Write out the records word for word, with no pictures.

— start Extracted information —

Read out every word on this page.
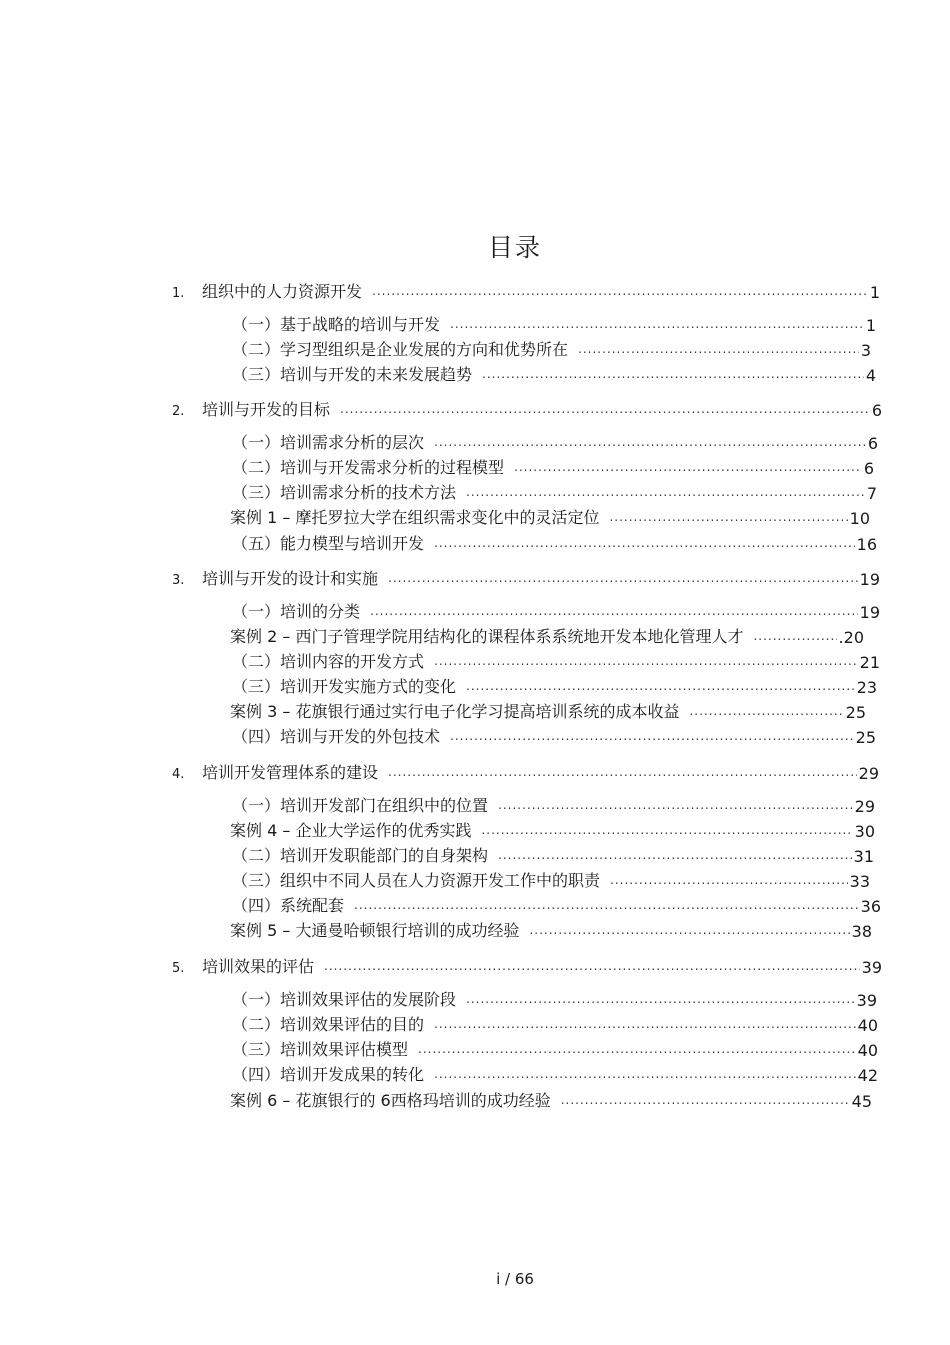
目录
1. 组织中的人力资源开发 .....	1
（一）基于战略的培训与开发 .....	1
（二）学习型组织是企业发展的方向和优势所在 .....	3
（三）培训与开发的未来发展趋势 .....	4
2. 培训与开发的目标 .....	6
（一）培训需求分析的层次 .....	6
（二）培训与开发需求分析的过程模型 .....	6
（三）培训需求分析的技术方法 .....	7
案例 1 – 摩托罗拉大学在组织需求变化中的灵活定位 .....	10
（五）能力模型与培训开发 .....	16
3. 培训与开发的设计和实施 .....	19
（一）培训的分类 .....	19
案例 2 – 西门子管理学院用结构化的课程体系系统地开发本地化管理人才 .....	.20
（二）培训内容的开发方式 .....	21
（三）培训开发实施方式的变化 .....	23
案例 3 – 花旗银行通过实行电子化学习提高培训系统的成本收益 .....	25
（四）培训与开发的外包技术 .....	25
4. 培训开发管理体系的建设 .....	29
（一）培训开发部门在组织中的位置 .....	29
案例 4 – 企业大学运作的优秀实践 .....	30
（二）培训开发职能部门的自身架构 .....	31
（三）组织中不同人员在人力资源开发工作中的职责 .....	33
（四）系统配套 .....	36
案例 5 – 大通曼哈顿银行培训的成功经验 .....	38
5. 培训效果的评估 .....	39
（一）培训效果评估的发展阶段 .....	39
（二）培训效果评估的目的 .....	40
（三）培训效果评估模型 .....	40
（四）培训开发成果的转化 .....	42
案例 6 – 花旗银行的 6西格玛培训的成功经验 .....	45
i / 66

— end Extracted information —

_Solution to this problem_
Read out every word on this page.
目录
1. 组织中的人力资源开发 .....	1
（一）基于战略的培训与开发 .....	1
（二）学习型组织是企业发展的方向和优势所在 .....	3
（三）培训与开发的未来发展趋势 .....	4
2. 培训与开发的目标 .....	6
（一）培训需求分析的层次 .....	6
（二）培训与开发需求分析的过程模型 .....	6
（三）培训需求分析的技术方法 .....	7
案例 1 – 摩托罗拉大学在组织需求变化中的灵活定位 .....	10
（五）能力模型与培训开发 .....	16
3. 培训与开发的设计和实施 .....	19
（一）培训的分类 .....	19
案例 2 – 西门子管理学院用结构化的课程体系系统地开发本地化管理人才 .....	.20
（二）培训内容的开发方式 .....	21
（三）培训开发实施方式的变化 .....	23
案例 3 – 花旗银行通过实行电子化学习提高培训系统的成本收益 .....	25
（四）培训与开发的外包技术 .....	25
4. 培训开发管理体系的建设 .....	29
（一）培训开发部门在组织中的位置 .....	29
案例 4 – 企业大学运作的优秀实践 .....	30
（二）培训开发职能部门的自身架构 .....	31
（三）组织中不同人员在人力资源开发工作中的职责 .....	33
（四）系统配套 .....	36
案例 5 – 大通曼哈顿银行培训的成功经验 .....	38
5. 培训效果的评估 .....	39
（一）培训效果评估的发展阶段 .....	39
（二）培训效果评估的目的 .....	40
（三）培训效果评估模型 .....	40
（四）培训开发成果的转化 .....	42
案例 6 – 花旗银行的 6西格玛培训的成功经验 .....	45
i / 66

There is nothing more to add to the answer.